* [DATA SHOWN]
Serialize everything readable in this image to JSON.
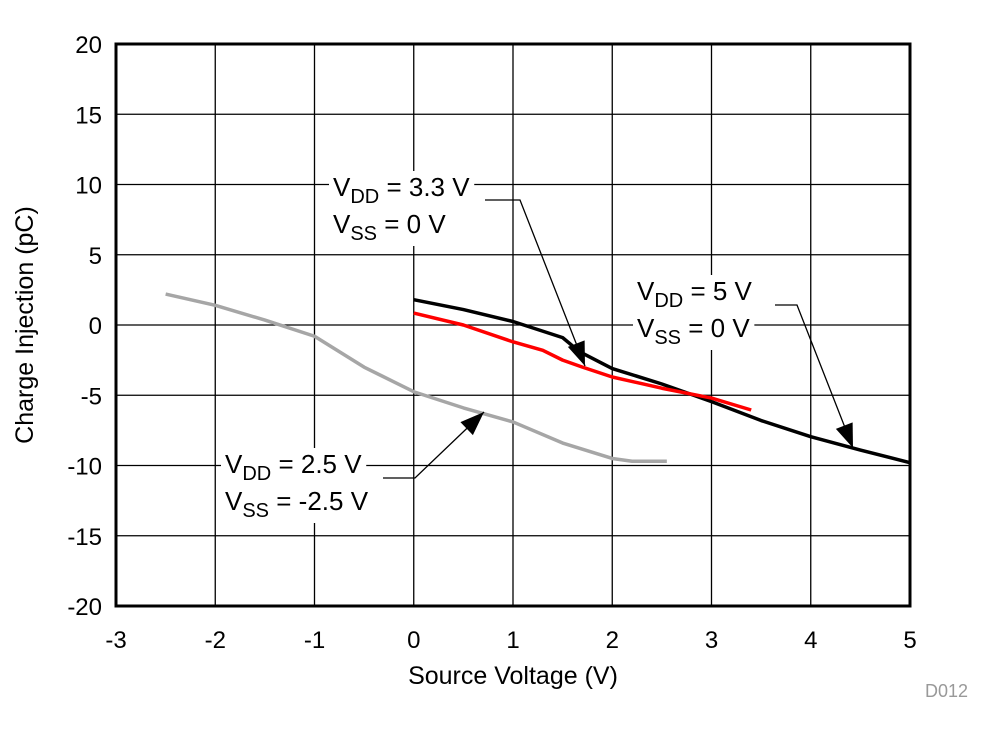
{
  "chart_data": {
    "type": "line",
    "xlabel": "Source Voltage (V)",
    "ylabel": "Charge Injection (pC)",
    "xlim": [
      -3,
      5
    ],
    "ylim": [
      -20,
      20
    ],
    "xticks": [
      -3,
      -2,
      -1,
      0,
      1,
      2,
      3,
      4,
      5
    ],
    "yticks": [
      -20,
      -15,
      -10,
      -5,
      0,
      5,
      10,
      15,
      20
    ],
    "grid": true,
    "footnote": "D012",
    "series": [
      {
        "color": "#000000",
        "x": [
          0,
          0.5,
          1,
          1.5,
          1.67,
          2,
          2.5,
          3,
          3.5,
          4,
          4.5,
          5
        ],
        "y": [
          1.8,
          1.1,
          0.25,
          -0.9,
          -1.9,
          -3.1,
          -4.2,
          -5.45,
          -6.8,
          -7.95,
          -8.9,
          -9.8
        ]
      },
      {
        "color": "#ff0000",
        "x": [
          0,
          0.5,
          1,
          1.3,
          1.5,
          1.7,
          2,
          2.5,
          3,
          3.4
        ],
        "y": [
          0.85,
          0.0,
          -1.2,
          -1.8,
          -2.5,
          -3.0,
          -3.7,
          -4.5,
          -5.2,
          -6.05
        ]
      },
      {
        "color": "#a6a6a6",
        "x": [
          -2.5,
          -2,
          -1.5,
          -1,
          -0.5,
          0,
          0.5,
          1,
          1.5,
          2,
          2.2,
          2.55
        ],
        "y": [
          2.2,
          1.4,
          0.35,
          -0.8,
          -3.0,
          -4.75,
          -5.9,
          -6.9,
          -8.4,
          -9.5,
          -9.7,
          -9.7
        ]
      }
    ],
    "annotations": [
      {
        "line1": {
          "v": "V",
          "sub": "DD",
          "rest": " = 3.3 V"
        },
        "line2": {
          "v": "V",
          "sub": "SS",
          "rest": " = 0 V"
        },
        "points_to_series": 1
      },
      {
        "line1": {
          "v": "V",
          "sub": "DD",
          "rest": " = 5 V"
        },
        "line2": {
          "v": "V",
          "sub": "SS",
          "rest": " = 0 V"
        },
        "points_to_series": 0
      },
      {
        "line1": {
          "v": "V",
          "sub": "DD",
          "rest": " = 2.5 V"
        },
        "line2": {
          "v": "V",
          "sub": "SS",
          "rest": " = -2.5 V"
        },
        "points_to_series": 2
      }
    ]
  }
}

* [WORK TO COMPLETE]
Output every entry exactly as given; pictures are not part of the copy.

* [CORRECT OUTPUT]
Serialize everything readable in this image to JSON.
{
  "chart_data": {
    "type": "line",
    "xlabel": "Source Voltage (V)",
    "ylabel": "Charge Injection (pC)",
    "xlim": [
      -3,
      5
    ],
    "ylim": [
      -20,
      20
    ],
    "xticks": [
      -3,
      -2,
      -1,
      0,
      1,
      2,
      3,
      4,
      5
    ],
    "yticks": [
      -20,
      -15,
      -10,
      -5,
      0,
      5,
      10,
      15,
      20
    ],
    "grid": true,
    "footnote": "D012",
    "series": [
      {
        "color": "#000000",
        "x": [
          0,
          0.5,
          1,
          1.5,
          1.67,
          2,
          2.5,
          3,
          3.5,
          4,
          4.5,
          5
        ],
        "y": [
          1.8,
          1.1,
          0.25,
          -0.9,
          -1.9,
          -3.1,
          -4.2,
          -5.45,
          -6.8,
          -7.95,
          -8.9,
          -9.8
        ]
      },
      {
        "color": "#ff0000",
        "x": [
          0,
          0.5,
          1,
          1.3,
          1.5,
          1.7,
          2,
          2.5,
          3,
          3.4
        ],
        "y": [
          0.85,
          0.0,
          -1.2,
          -1.8,
          -2.5,
          -3.0,
          -3.7,
          -4.5,
          -5.2,
          -6.05
        ]
      },
      {
        "color": "#a6a6a6",
        "x": [
          -2.5,
          -2,
          -1.5,
          -1,
          -0.5,
          0,
          0.5,
          1,
          1.5,
          2,
          2.2,
          2.55
        ],
        "y": [
          2.2,
          1.4,
          0.35,
          -0.8,
          -3.0,
          -4.75,
          -5.9,
          -6.9,
          -8.4,
          -9.5,
          -9.7,
          -9.7
        ]
      }
    ],
    "annotations": [
      {
        "line1": {
          "v": "V",
          "sub": "DD",
          "rest": " = 3.3 V"
        },
        "line2": {
          "v": "V",
          "sub": "SS",
          "rest": " = 0 V"
        },
        "points_to_series": 1
      },
      {
        "line1": {
          "v": "V",
          "sub": "DD",
          "rest": " = 5 V"
        },
        "line2": {
          "v": "V",
          "sub": "SS",
          "rest": " = 0 V"
        },
        "points_to_series": 0
      },
      {
        "line1": {
          "v": "V",
          "sub": "DD",
          "rest": " = 2.5 V"
        },
        "line2": {
          "v": "V",
          "sub": "SS",
          "rest": " = -2.5 V"
        },
        "points_to_series": 2
      }
    ]
  }
}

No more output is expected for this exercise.